**Task directions**
Using the records that follow, copy every line containing the word "муниципальному".

**Source records**
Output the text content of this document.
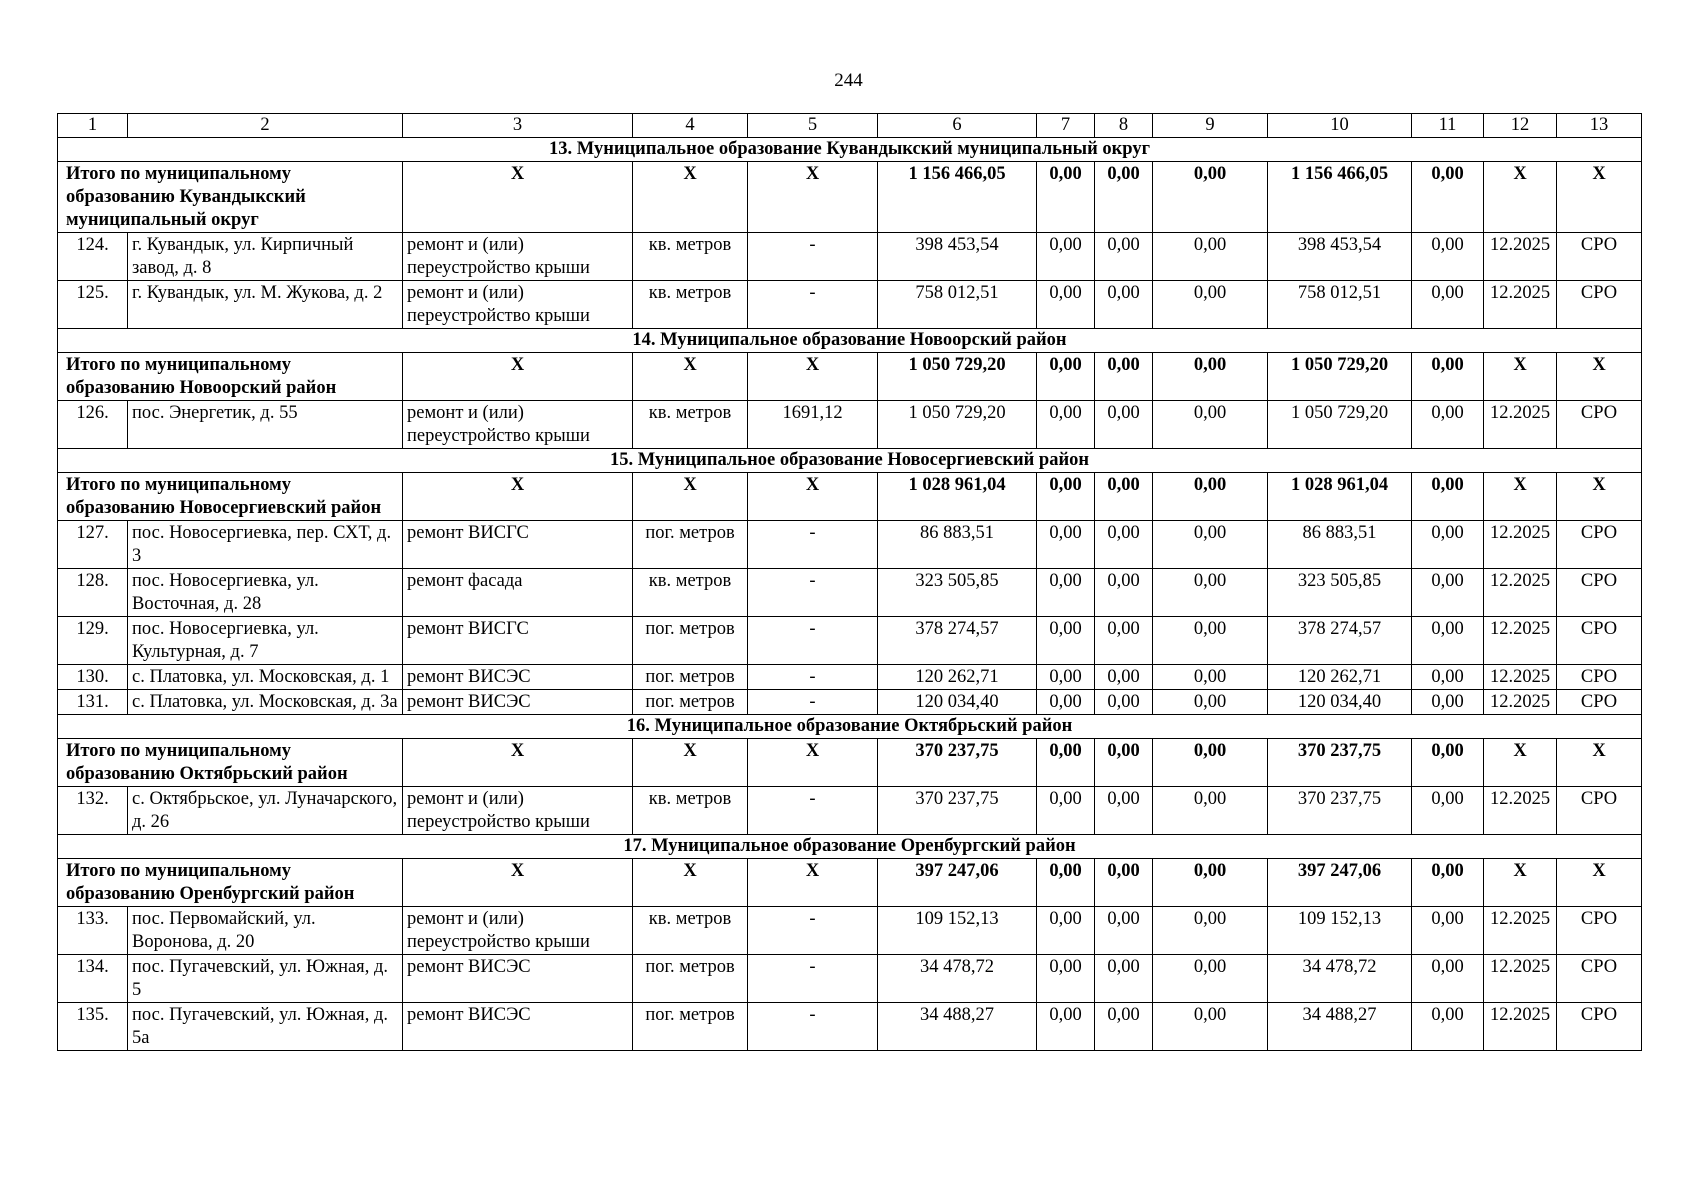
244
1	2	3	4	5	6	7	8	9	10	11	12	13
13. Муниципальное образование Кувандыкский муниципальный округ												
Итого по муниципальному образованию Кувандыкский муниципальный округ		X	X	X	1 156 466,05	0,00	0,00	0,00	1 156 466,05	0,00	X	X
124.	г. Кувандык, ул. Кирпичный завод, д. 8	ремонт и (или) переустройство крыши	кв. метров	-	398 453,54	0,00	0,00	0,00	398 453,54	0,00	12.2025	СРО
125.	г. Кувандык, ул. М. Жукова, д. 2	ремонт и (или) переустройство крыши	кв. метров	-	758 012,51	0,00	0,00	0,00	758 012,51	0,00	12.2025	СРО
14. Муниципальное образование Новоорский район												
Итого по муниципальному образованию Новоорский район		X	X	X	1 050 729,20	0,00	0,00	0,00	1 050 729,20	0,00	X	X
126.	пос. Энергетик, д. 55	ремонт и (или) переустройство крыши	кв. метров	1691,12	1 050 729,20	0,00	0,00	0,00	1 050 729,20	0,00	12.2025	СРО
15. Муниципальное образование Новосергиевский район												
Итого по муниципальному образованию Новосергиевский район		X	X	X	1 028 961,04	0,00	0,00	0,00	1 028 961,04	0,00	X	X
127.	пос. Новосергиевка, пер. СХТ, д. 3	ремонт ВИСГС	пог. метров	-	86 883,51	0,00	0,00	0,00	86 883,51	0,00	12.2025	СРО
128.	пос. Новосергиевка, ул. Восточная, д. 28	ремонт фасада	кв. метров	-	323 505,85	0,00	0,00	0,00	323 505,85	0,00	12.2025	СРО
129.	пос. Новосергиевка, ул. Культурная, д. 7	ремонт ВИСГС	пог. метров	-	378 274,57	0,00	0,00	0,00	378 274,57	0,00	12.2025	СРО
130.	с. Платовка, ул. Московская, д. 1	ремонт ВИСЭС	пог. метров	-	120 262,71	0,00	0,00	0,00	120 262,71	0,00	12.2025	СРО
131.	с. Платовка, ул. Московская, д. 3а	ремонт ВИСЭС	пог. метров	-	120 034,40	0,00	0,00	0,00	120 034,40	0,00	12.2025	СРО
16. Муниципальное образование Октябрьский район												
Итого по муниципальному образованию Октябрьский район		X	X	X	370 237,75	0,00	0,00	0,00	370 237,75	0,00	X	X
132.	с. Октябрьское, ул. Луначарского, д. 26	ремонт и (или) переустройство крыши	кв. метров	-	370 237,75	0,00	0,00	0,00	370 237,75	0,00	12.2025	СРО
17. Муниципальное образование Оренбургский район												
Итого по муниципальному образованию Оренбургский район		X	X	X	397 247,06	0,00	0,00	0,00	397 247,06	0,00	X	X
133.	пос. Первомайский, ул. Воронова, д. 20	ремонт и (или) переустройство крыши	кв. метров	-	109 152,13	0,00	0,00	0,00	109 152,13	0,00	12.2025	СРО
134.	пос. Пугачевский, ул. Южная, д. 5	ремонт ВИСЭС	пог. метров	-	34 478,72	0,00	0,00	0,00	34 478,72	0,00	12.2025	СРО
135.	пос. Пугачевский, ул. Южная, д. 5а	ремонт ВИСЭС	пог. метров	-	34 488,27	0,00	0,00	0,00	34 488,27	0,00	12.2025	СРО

**Output of the task**
Итого по муниципальному образованию Кувандыкский муниципальный округ		X	X	X	1 156 466,05	0,00	0,00	0,00	1 156 466,05	0,00	X	X
Итого по муниципальному образованию Новоорский район		X	X	X	1 050 729,20	0,00	0,00	0,00	1 050 729,20	0,00	X	X
Итого по муниципальному образованию Новосергиевский район		X	X	X	1 028 961,04	0,00	0,00	0,00	1 028 961,04	0,00	X	X
Итого по муниципальному образованию Октябрьский район		X	X	X	370 237,75	0,00	0,00	0,00	370 237,75	0,00	X	X
Итого по муниципальному образованию Оренбургский район		X	X	X	397 247,06	0,00	0,00	0,00	397 247,06	0,00	X	X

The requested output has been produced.